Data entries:

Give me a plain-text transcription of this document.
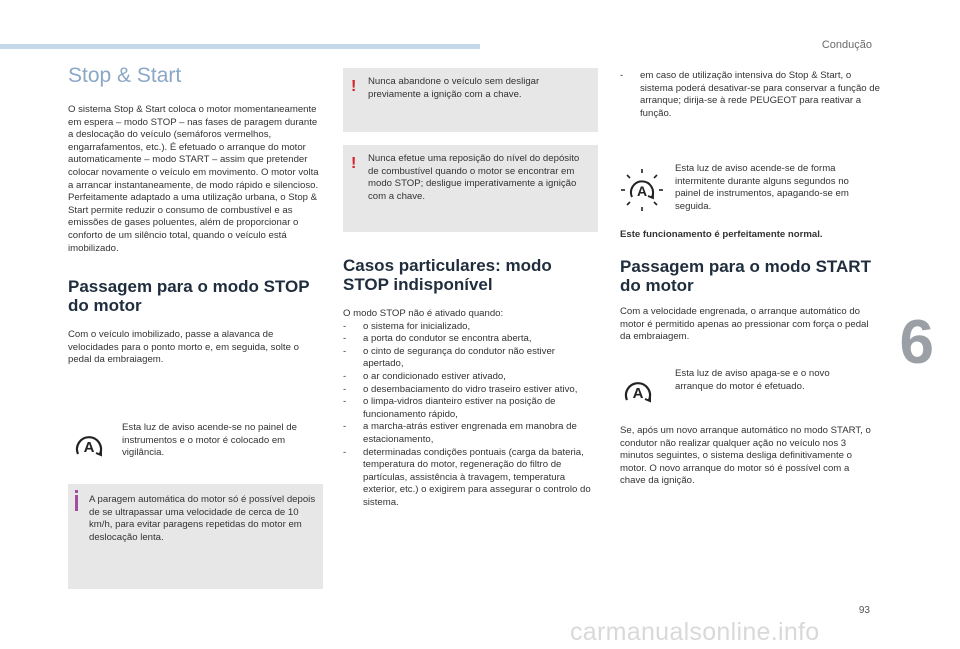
Condução
6
Stop & Start

O sistema Stop & Start coloca o motor momentaneamente em espera – modo STOP – nas fases de paragem durante a deslocação do veículo (semáforos vermelhos, engarrafamentos, etc.). É efetuado o arranque do motor automaticamente – modo START – assim que pretender colocar novamente o veículo em movimento. O motor volta a arrancar instantaneamente, de modo rápido e silencioso.

Perfeitamente adaptado a uma utilização urbana, o Stop & Start permite reduzir o consumo de combustível e as emissões de gases poluentes, além de proporcionar o conforto de um silêncio total, quando o veículo está imobilizado.

Passagem para o modo STOP do motor

Com o veículo imobilizado, passe a alavanca de velocidades para o ponto morto e, em seguida, solte o pedal da embraiagem.

A
Esta luz de aviso acende-se no painel de instrumentos e o motor é colocado em vigilância.
A paragem automática do motor só é possível depois de se ultrapassar uma velocidade de cerca de 10 km/h, para evitar paragens repetidas do motor em deslocação lenta.
! Nunca abandone o veículo sem desligar previamente a ignição com a chave.
! Nunca efetue uma reposição do nível do depósito de combustível quando o motor se encontrar em modo STOP; desligue imperativamente a ignição com a chave.
Casos particulares: modo STOP indisponível

O modo STOP não é ativado quando:

- o sistema for inicializado,
- a porta do condutor se encontra aberta,
- o cinto de segurança do condutor não estiver apertado,
- o ar condicionado estiver ativado,
- o desembaciamento do vidro traseiro estiver ativo,
- o limpa-vidros dianteiro estiver na posição de funcionamento rápido,
- a marcha-atrás estiver engrenada em manobra de estacionamento,
- determinadas condições pontuais (carga da bateria, temperatura do motor, regeneração do filtro de partículas, assistência à travagem, temperatura exterior, etc.) o exigirem para assegurar o controlo do sistema.
- em caso de utilização intensiva do Stop & Start, o sistema poderá desativar-se para conservar a função de arranque; dirija-se à rede PEUGEOT para reativar a função.
A
Esta luz de aviso acende-se de forma intermitente durante alguns segundos no painel de instrumentos, apagando-se em seguida.
Este funcionamento é perfeitamente normal.
Passagem para o modo START do motor

Com a velocidade engrenada, o arranque automático do motor é permitido apenas ao pressionar com força o pedal da embraiagem.

A
Esta luz de aviso apaga-se e o novo arranque do motor é efetuado.

Se, após um novo arranque automático no modo START, o condutor não realizar qualquer ação no veículo nos 3 minutos seguintes, o sistema desliga definitivamente o motor. O novo arranque do motor só é possível com a chave da ignição.

93
carmanualsonline.info
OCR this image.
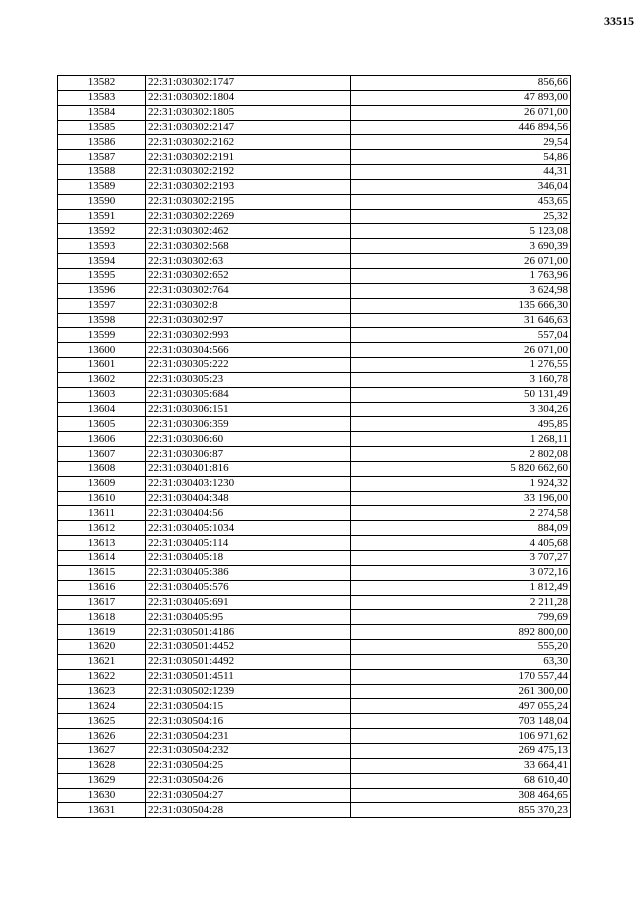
33515
13582	22:31:030302:1747	856,66
13583	22:31:030302:1804	47 893,00
13584	22:31:030302:1805	26 071,00
13585	22:31:030302:2147	446 894,56
13586	22:31:030302:2162	29,54
13587	22:31:030302:2191	54,86
13588	22:31:030302:2192	44,31
13589	22:31:030302:2193	346,04
13590	22:31:030302:2195	453,65
13591	22:31:030302:2269	25,32
13592	22:31:030302:462	5 123,08
13593	22:31:030302:568	3 690,39
13594	22:31:030302:63	26 071,00
13595	22:31:030302:652	1 763,96
13596	22:31:030302:764	3 624,98
13597	22:31:030302:8	135 666,30
13598	22:31:030302:97	31 646,63
13599	22:31:030302:993	557,04
13600	22:31:030304:566	26 071,00
13601	22:31:030305:222	1 276,55
13602	22:31:030305:23	3 160,78
13603	22:31:030305:684	50 131,49
13604	22:31:030306:151	3 304,26
13605	22:31:030306:359	495,85
13606	22:31:030306:60	1 268,11
13607	22:31:030306:87	2 802,08
13608	22:31:030401:816	5 820 662,60
13609	22:31:030403:1230	1 924,32
13610	22:31:030404:348	33 196,00
13611	22:31:030404:56	2 274,58
13612	22:31:030405:1034	884,09
13613	22:31:030405:114	4 405,68
13614	22:31:030405:18	3 707,27
13615	22:31:030405:386	3 072,16
13616	22:31:030405:576	1 812,49
13617	22:31:030405:691	2 211,28
13618	22:31:030405:95	799,69
13619	22:31:030501:4186	892 800,00
13620	22:31:030501:4452	555,20
13621	22:31:030501:4492	63,30
13622	22:31:030501:4511	170 557,44
13623	22:31:030502:1239	261 300,00
13624	22:31:030504:15	497 055,24
13625	22:31:030504:16	703 148,04
13626	22:31:030504:231	106 971,62
13627	22:31:030504:232	269 475,13
13628	22:31:030504:25	33 664,41
13629	22:31:030504:26	68 610,40
13630	22:31:030504:27	308 464,65
13631	22:31:030504:28	855 370,23
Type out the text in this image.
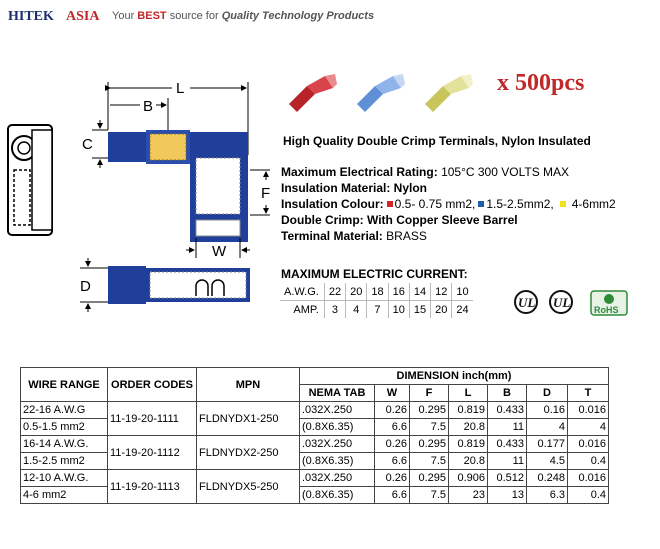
HITEK ASIA Your BEST source for Quality Technology Products
x 500pcs
L
B
C
F
W
D
High Quality Double Crimp Terminals, Nylon Insulated
Maximum Electrical Rating: 105°C 300 VOLTS MAX
Insulation Material: Nylon
Insulation Colour: 0.5- 0.75 mm2, 1.5-2.5mm2, 4-6mm2
Double Crimp: With Copper Sleeve Barrel
Terminal Material: BRASS
MAXIMUM ELECTRIC CURRENT:
A.W.G.	22	20	18	16	14	12	10
AMP.	3	4	7	10	15	20	24	UL UL	RoHS
WIRE RANGE	ORDER CODES	MPN	DIMENSION inch(mm)						
			NEMA TAB	W	F	L	B	D	T
22-16 A.W.G	11-19-20-1111	FLDNYDX1-250	.032X.250	0.26	0.295	0.819	0.433	0.16	0.016
0.5-1.5 mm2			(0.8X6.35)	6.6	7.5	20.8	11	4	4
16-14 A.W.G.	11-19-20-1112	FLDNYDX2-250	.032X.250	0.26	0.295	0.819	0.433	0.177	0.016
1.5-2.5 mm2			(0.8X6.35)	6.6	7.5	20.8	11	4.5	0.4
12-10 A.W.G.	11-19-20-1113	FLDNYDX5-250	.032X.250	0.26	0.295	0.906	0.512	0.248	0.016
4-6 mm2			(0.8X6.35)	6.6	7.5	23	13	6.3	0.4
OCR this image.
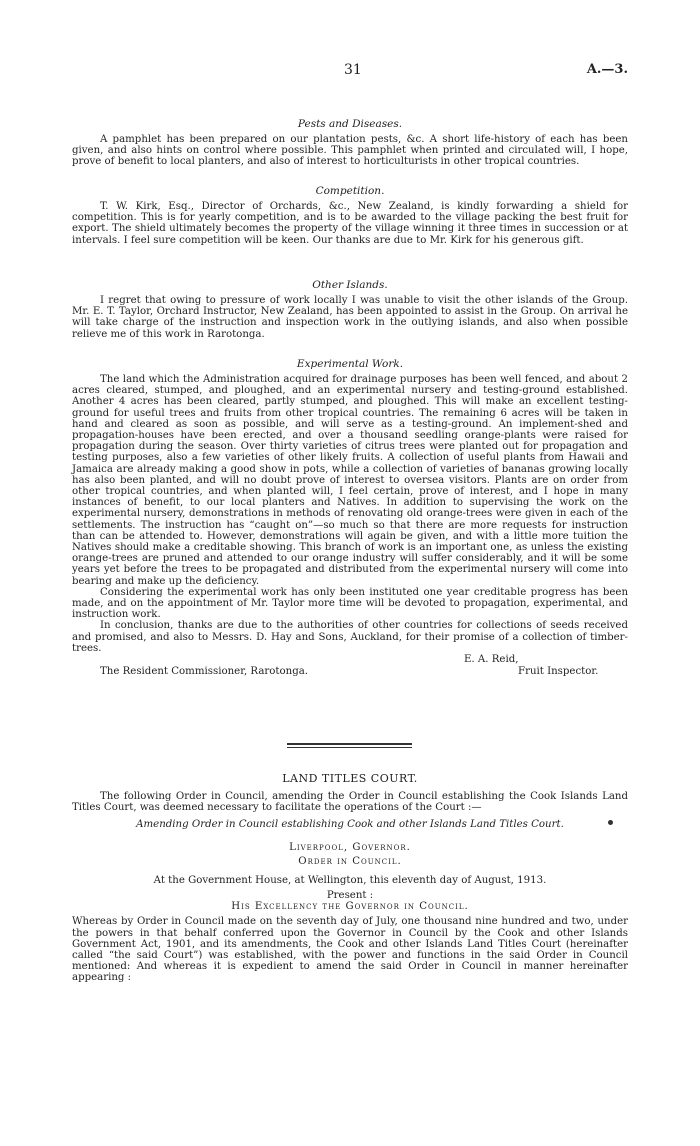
31	A.—3.

Pests and Diseases.

A pamphlet has been prepared on our plantation pests, &c. A short life-history of each has been given, and also hints on control where possible. This pamphlet when printed and circulated will, I hope, prove of benefit to local planters, and also of interest to horticulturists in other tropical countries.

Competition.

T. W. Kirk, Esq., Director of Orchards, &c., New Zealand, is kindly forwarding a shield for competition. This is for yearly competition, and is to be awarded to the village packing the best fruit for export. The shield ultimately becomes the property of the village winning it three times in succession or at intervals. I feel sure competition will be keen. Our thanks are due to Mr. Kirk for his generous gift.

Other Islands.

I regret that owing to pressure of work locally I was unable to visit the other islands of the Group. Mr. E. T. Taylor, Orchard Instructor, New Zealand, has been appointed to assist in the Group. On arrival he will take charge of the instruction and inspection work in the outlying islands, and also when possible relieve me of this work in Rarotonga.

Experimental Work.

The land which the Administration acquired for drainage purposes has been well fenced, and about 2 acres cleared, stumped, and ploughed, and an experimental nursery and testing-ground established. Another 4 acres has been cleared, partly stumped, and ploughed. This will make an excellent testing-ground for useful trees and fruits from other tropical countries. The remaining 6 acres will be taken in hand and cleared as soon as possible, and will serve as a testing-ground. An implement-shed and propagation-houses have been erected, and over a thousand seedling orange-plants were raised for propagation during the season. Over thirty varieties of citrus trees were planted out for propagation and testing purposes, also a few varieties of other likely fruits. A collection of useful plants from Hawaii and Jamaica are already making a good show in pots, while a collection of varieties of bananas growing locally has also been planted, and will no doubt prove of interest to oversea visitors. Plants are on order from other tropical countries, and when planted will, I feel certain, prove of interest, and I hope in many instances of benefit, to our local planters and Natives. In addition to supervising the work on the experimental nursery, demonstrations in methods of renovating old orange-trees were given in each of the settlements. The instruction has “caught on”—so much so that there are more requests for instruction than can be attended to. However, demonstrations will again be given, and with a little more tuition the Natives should make a creditable showing. This branch of work is an important one, as unless the existing orange-trees are pruned and attended to our orange industry will suffer considerably, and it will be some years yet before the trees to be propagated and distributed from the experimental nursery will come into bearing and make up the deficiency.

Considering the experimental work has only been instituted one year creditable progress has been made, and on the appointment of Mr. Taylor more time will be devoted to propagation, experimental, and instruction work.

In conclusion, thanks are due to the authorities of other countries for collections of seeds received and promised, and also to Messrs. D. Hay and Sons, Auckland, for their promise of a collection of timber-trees.

E. A. Reid,
Fruit Inspector.
The Resident Commissioner, Rarotonga.

LAND TITLES COURT.

The following Order in Council, amending the Order in Council establishing the Cook Islands Land Titles Court, was deemed necessary to facilitate the operations of the Court :—

Amending Order in Council establishing Cook and other Islands Land Titles Court.

Liverpool, Governor.

Order in Council.

At the Government House, at Wellington, this eleventh day of August, 1913.

Present :

His Excellency the Governor in Council.

Whereas by Order in Council made on the seventh day of July, one thousand nine hundred and two, under the powers in that behalf conferred upon the Governor in Council by the Cook and other Islands Government Act, 1901, and its amendments, the Cook and other Islands Land Titles Court (hereinafter called “the said Court”) was established, with the power and functions in the said Order in Council mentioned: And whereas it is expedient to amend the said Order in Council in manner hereinafter appearing :
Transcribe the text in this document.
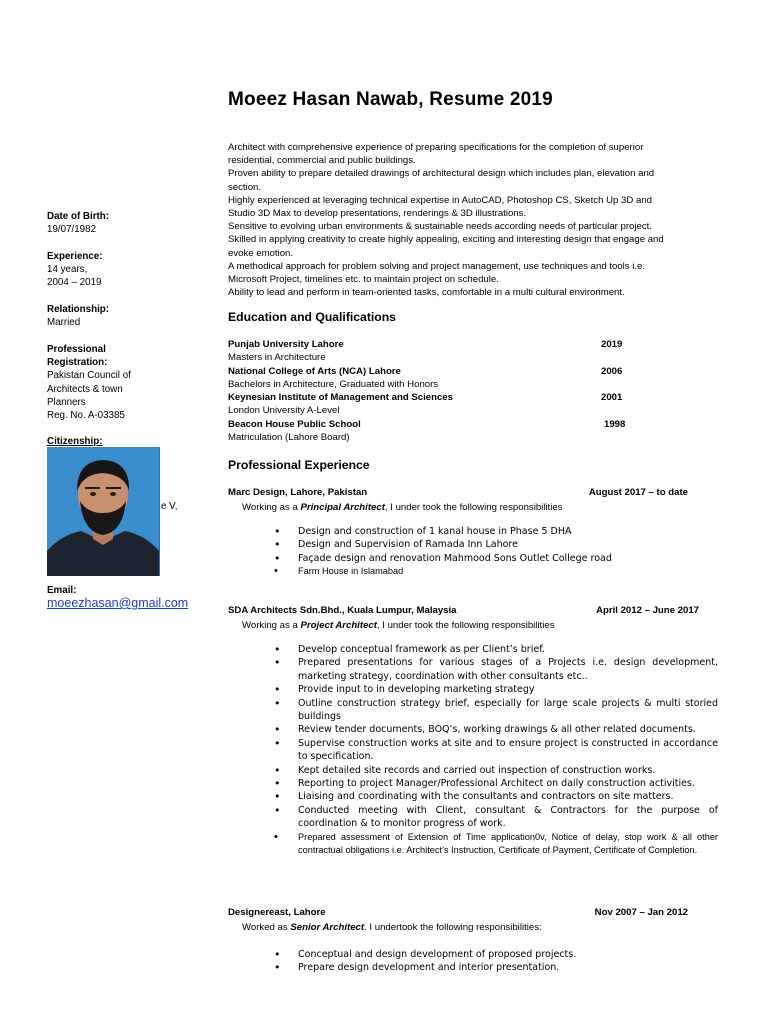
Moeez Hasan Nawab, Resume 2019
Architect with comprehensive experience of preparing specifications for the completion of superior
residential, commercial and public buildings.
Proven ability to prepare detailed drawings of architectural design which includes plan, elevation and
section.
Highly experienced at leveraging technical expertise in AutoCAD, Photoshop CS, Sketch Up 3D and
Studio 3D Max to develop presentations, renderings & 3D illustrations.
Sensitive to evolving urban environments & sustainable needs according needs of particular project.
Skilled in applying creativity to create highly appealing, exciting and interesting design that engage and
evoke emotion.
A methodical approach for problem solving and project management, use techniques and tools i.e.
Microsoft Project, timelines etc. to maintain project on schedule.
Ability to lead and perform in team-oriented tasks, comfortable in a multi cultural environment.
Date of Birth:
19/07/1982
Experience:
14 years,
2004 – 2019
Relationship:
Married
Professional
Registration:
Pakistan Council of
Architects & town
Planners
Reg. No. A-03385
Citizenship:
e V,
Email:
moeezhasan@gmail.com
Education and Qualifications
Punjab University Lahore	2019
Masters in Architecture
National College of Arts (NCA) Lahore	2006
Bachelors in Architecture, Graduated with Honors
Keynesian Institute of Management and Sciences	2001
London University A-Level
Beacon House Public School	1998
Matriculation (Lahore Board)
Professional Experience
Marc Design, Lahore, Pakistan	August 2017 – to date
Working as a Principal Architect, I under took the following responsibilities
• Design and construction of 1 kanal house in Phase 5 DHA
• Design and Supervision of Ramada Inn Lahore
• Façade design and renovation Mahmood Sons Outlet College road
• Farm House in Islamabad
SDA Architects Sdn.Bhd., Kuala Lumpur, Malaysia	April 2012 – June 2017
Working as a Project Architect, I under took the following responsibilities
• Develop conceptual framework as per Client’s brief.
• Prepared presentations for various stages of a Projects i.e. design development, marketing strategy, coordination with other consultants etc..
• Provide input to in developing marketing strategy
• Outline construction strategy brief, especially for large scale projects & multi storied buildings
• Review tender documents, BOQ’s, working drawings & all other related documents.
• Supervise construction works at site and to ensure project is constructed in accordance to specification.
• Kept detailed site records and carried out inspection of construction works.
• Reporting to project Manager/Professional Architect on daily construction activities.
• Liaising and coordinating with the consultants and contractors on site matters.
• Conducted meeting with Client, consultant & Contractors for the purpose of coordination & to monitor progress of work.
• Prepared assessment of Extension of Time application0v, Notice of delay, stop work & all other contractual obligations i.e. Architect’s Instruction, Certificate of Payment, Certificate of Completion.
Designereast, Lahore	Nov 2007 – Jan 2012
Worked as Senior Architect. I undertook the following responsibilities:
• Conceptual and design development of proposed projects.
• Prepare design development and interior presentation.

_Exercise objective:_ Return all lines with the word "Sons" in them.

_Task response:_
In conclusion, thanks are due to the authorities of other countries for collections of seeds received and promised, and also to Messrs. D. Hay and Sons, Auckland, for their promise of a collection of timber-trees.
• Façade design and renovation Mahmood Sons Outlet College road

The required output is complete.